>> Start Stored records

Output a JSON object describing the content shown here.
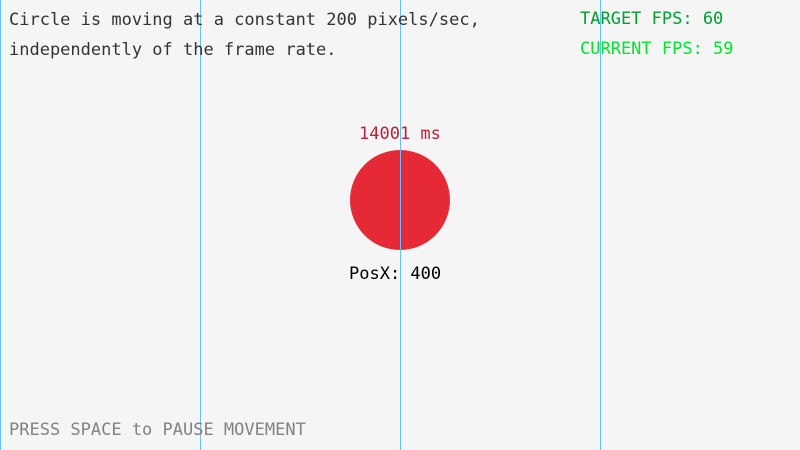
{
  "info": {
    "line1": "Circle is moving at a constant 200 pixels/sec,",
    "line2": "independently of the frame rate."
  },
  "fps": {
    "target": "TARGET FPS: 60",
    "current": "CURRENT FPS: 59"
  },
  "timer": "14001 ms",
  "position": "PosX: 400",
  "hint": "PRESS SPACE to PAUSE MOVEMENT",
  "colors": {
    "background": "#f5f5f5",
    "circle": "#e62937",
    "timer": "#be2137",
    "target_fps": "#00a02f",
    "current_fps": "#00e430",
    "hint": "#828282",
    "grid": "#66bfff"
  }
}
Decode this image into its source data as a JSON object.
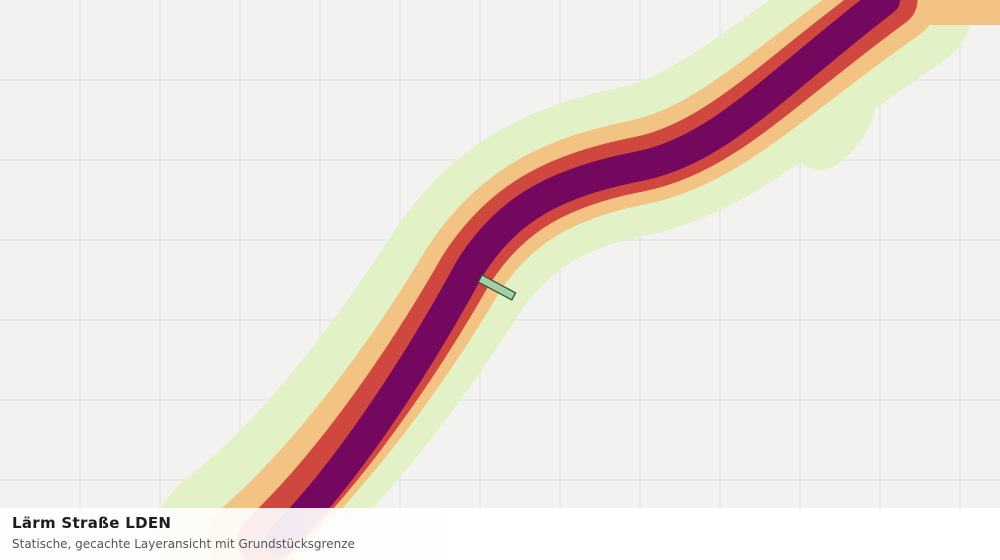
{
  "layer": {
    "title": "Lärm Straße LDEN",
    "subtitle": "Statische, gecachte Layeransicht mit Grundstücksgrenze"
  }
}
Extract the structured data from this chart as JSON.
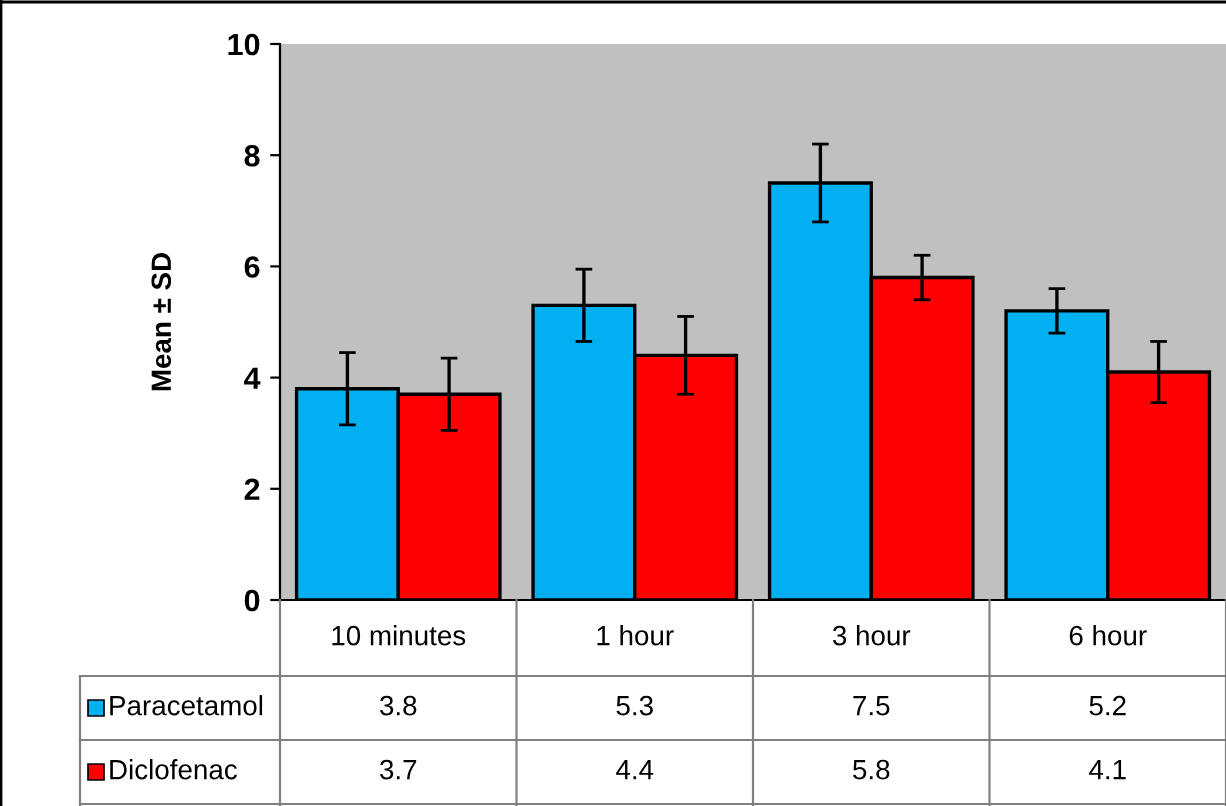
{
  "chart_data": {
    "type": "bar",
    "ylabel": "Mean ± SD",
    "categories": [
      "10 minutes",
      "1 hour",
      "3 hour",
      "6 hour"
    ],
    "series": [
      {
        "name": "Paracetamol",
        "color": "#00b0f0",
        "values": [
          3.8,
          5.3,
          7.5,
          5.2
        ],
        "errors": [
          0.65,
          0.65,
          0.7,
          0.4
        ]
      },
      {
        "name": "Diclofenac",
        "color": "#ff0000",
        "values": [
          3.7,
          4.4,
          5.8,
          4.1
        ],
        "errors": [
          0.65,
          0.7,
          0.4,
          0.55
        ]
      }
    ],
    "ylim": [
      0,
      10
    ],
    "yticks": [
      0,
      2,
      4,
      6,
      8,
      10
    ],
    "grid": false,
    "data_labels": true,
    "legend": "bottom"
  }
}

>> End Stored records

Reproduce the data above in full, exactly as it is, with the pictures left out.

> Expected output
Output a JSON object describing the content shown here.
{
  "info": {
    "line1": "Circle is moving at a constant 200 pixels/sec,",
    "line2": "independently of the frame rate."
  },
  "fps": {
    "target": "TARGET FPS: 60",
    "current": "CURRENT FPS: 59"
  },
  "timer": "14001 ms",
  "position": "PosX: 400",
  "hint": "PRESS SPACE to PAUSE MOVEMENT",
  "colors": {
    "background": "#f5f5f5",
    "circle": "#e62937",
    "timer": "#be2137",
    "target_fps": "#00a02f",
    "current_fps": "#00e430",
    "hint": "#828282",
    "grid": "#66bfff"
  }
}
Decode this image into its source data as a JSON object.
{
  "layer": {
    "title": "Lärm Straße LDEN",
    "subtitle": "Statische, gecachte Layeransicht mit Grundstücksgrenze"
  }
}
Extract the structured data from this chart as JSON.
{
  "chart_data": {
    "type": "bar",
    "ylabel": "Mean ± SD",
    "categories": [
      "10 minutes",
      "1 hour",
      "3 hour",
      "6 hour"
    ],
    "series": [
      {
        "name": "Paracetamol",
        "color": "#00b0f0",
        "values": [
          3.8,
          5.3,
          7.5,
          5.2
        ],
        "errors": [
          0.65,
          0.65,
          0.7,
          0.4
        ]
      },
      {
        "name": "Diclofenac",
        "color": "#ff0000",
        "values": [
          3.7,
          4.4,
          5.8,
          4.1
        ],
        "errors": [
          0.65,
          0.7,
          0.4,
          0.55
        ]
      }
    ],
    "ylim": [
      0,
      10
    ],
    "yticks": [
      0,
      2,
      4,
      6,
      8,
      10
    ],
    "grid": false,
    "data_labels": true,
    "legend": "bottom"
  }
}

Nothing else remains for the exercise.